■ **Prompt**: Reproduce every one of the following rows character for character, without changing anything.

■ **Given records**:
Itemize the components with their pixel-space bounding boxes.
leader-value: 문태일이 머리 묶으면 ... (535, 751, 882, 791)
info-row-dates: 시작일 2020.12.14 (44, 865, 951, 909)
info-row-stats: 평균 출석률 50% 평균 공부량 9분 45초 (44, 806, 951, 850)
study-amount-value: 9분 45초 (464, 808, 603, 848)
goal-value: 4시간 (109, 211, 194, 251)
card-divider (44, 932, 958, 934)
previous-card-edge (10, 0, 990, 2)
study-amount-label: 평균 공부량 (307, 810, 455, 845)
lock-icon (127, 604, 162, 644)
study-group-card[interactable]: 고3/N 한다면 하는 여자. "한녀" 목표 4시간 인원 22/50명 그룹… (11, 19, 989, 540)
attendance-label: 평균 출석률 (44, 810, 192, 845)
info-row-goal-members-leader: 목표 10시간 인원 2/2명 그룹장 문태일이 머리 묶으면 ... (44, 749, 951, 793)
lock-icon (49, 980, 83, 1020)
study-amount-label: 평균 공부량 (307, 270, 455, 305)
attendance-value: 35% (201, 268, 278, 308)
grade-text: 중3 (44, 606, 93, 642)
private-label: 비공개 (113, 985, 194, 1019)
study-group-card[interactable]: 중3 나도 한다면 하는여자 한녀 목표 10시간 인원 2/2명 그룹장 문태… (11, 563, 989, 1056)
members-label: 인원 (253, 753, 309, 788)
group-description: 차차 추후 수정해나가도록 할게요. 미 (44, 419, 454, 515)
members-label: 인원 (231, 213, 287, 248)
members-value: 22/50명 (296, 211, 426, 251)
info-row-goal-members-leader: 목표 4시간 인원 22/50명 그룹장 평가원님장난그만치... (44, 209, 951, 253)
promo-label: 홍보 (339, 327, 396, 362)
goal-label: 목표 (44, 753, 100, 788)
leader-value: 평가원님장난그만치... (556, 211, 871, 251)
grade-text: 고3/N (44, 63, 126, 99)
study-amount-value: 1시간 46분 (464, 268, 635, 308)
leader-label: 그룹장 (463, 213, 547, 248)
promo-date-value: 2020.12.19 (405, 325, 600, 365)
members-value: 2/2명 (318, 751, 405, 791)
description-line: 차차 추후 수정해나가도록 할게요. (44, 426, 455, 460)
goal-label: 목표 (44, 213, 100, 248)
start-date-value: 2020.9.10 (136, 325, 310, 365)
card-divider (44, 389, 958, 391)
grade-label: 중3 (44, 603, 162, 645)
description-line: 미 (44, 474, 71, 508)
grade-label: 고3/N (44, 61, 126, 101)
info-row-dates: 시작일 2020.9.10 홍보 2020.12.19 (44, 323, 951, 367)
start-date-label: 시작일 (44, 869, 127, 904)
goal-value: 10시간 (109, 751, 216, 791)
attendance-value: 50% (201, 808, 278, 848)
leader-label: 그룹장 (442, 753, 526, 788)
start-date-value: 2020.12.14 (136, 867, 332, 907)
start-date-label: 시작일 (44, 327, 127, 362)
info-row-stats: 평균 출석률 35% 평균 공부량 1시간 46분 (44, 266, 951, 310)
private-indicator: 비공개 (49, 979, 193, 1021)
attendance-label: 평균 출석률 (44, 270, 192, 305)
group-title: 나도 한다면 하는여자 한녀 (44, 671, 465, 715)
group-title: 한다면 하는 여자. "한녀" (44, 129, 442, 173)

■ **Task solution**:
Itemize the components with their pixel-space bounding boxes.
leader-value: 문태일이 머리 묶으면 ... (535, 751, 882, 791)
info-row-dates: 시작일 2020.12.14 (44, 865, 951, 909)
info-row-stats: 평균 출석률 50% 평균 공부량 9분 45초 (44, 806, 951, 850)
study-amount-value: 9분 45초 (464, 808, 603, 848)
goal-value: 4시간 (109, 211, 194, 251)
card-divider (44, 932, 958, 934)
previous-card-edge (10, 0, 990, 2)
study-amount-label: 평균 공부량 (307, 810, 455, 845)
lock-icon (127, 604, 162, 644)
study-group-card[interactable]: 고3/N 한다면 하는 여자. "한녀" 목표 4시간 인원 22/50명 그룹… (11, 19, 989, 540)
attendance-label: 평균 출석률 (44, 810, 192, 845)
info-row-goal-members-leader: 목표 10시간 인원 2/2명 그룹장 문태일이 머리 묶으면 ... (44, 749, 951, 793)
lock-icon (49, 980, 83, 1020)
study-amount-label: 평균 공부량 (307, 270, 455, 305)
attendance-value: 35% (201, 268, 278, 308)
grade-text: 중3 (44, 606, 93, 642)
private-label: 비공개 (113, 985, 194, 1019)
study-group-card[interactable]: 중3 나도 한다면 하는여자 한녀 목표 10시간 인원 2/2명 그룹장 문태… (11, 563, 989, 1056)
members-label: 인원 (253, 753, 309, 788)
group-description: 차차 추후 수정해나가도록 할게요. 미 (44, 419, 454, 515)
members-label: 인원 (231, 213, 287, 248)
members-value: 22/50명 (296, 211, 426, 251)
info-row-goal-members-leader: 목표 4시간 인원 22/50명 그룹장 평가원님장난그만치... (44, 209, 951, 253)
promo-label: 홍보 (339, 327, 396, 362)
goal-label: 목표 (44, 753, 100, 788)
leader-value: 평가원님장난그만치... (556, 211, 871, 251)
grade-text: 고3/N (44, 63, 126, 99)
study-amount-value: 1시간 46분 (464, 268, 635, 308)
leader-label: 그룹장 (463, 213, 547, 248)
promo-date-value: 2020.12.19 (405, 325, 600, 365)
members-value: 2/2명 (318, 751, 405, 791)
description-line: 차차 추후 수정해나가도록 할게요. (44, 426, 455, 460)
goal-label: 목표 (44, 213, 100, 248)
start-date-value: 2020.9.10 (136, 325, 310, 365)
card-divider (44, 389, 958, 391)
grade-label: 중3 (44, 603, 162, 645)
description-line: 미 (44, 474, 71, 508)
grade-label: 고3/N (44, 61, 126, 101)
info-row-dates: 시작일 2020.9.10 홍보 2020.12.19 (44, 323, 951, 367)
start-date-label: 시작일 (44, 869, 127, 904)
goal-value: 10시간 (109, 751, 216, 791)
attendance-value: 50% (201, 808, 278, 848)
leader-label: 그룹장 (442, 753, 526, 788)
start-date-value: 2020.12.14 (136, 867, 332, 907)
start-date-label: 시작일 (44, 327, 127, 362)
info-row-stats: 평균 출석률 35% 평균 공부량 1시간 46분 (44, 266, 951, 310)
private-indicator: 비공개 (49, 979, 193, 1021)
attendance-label: 평균 출석률 (44, 270, 192, 305)
group-title: 나도 한다면 하는여자 한녀 (44, 671, 465, 715)
group-title: 한다면 하는 여자. "한녀" (44, 129, 442, 173)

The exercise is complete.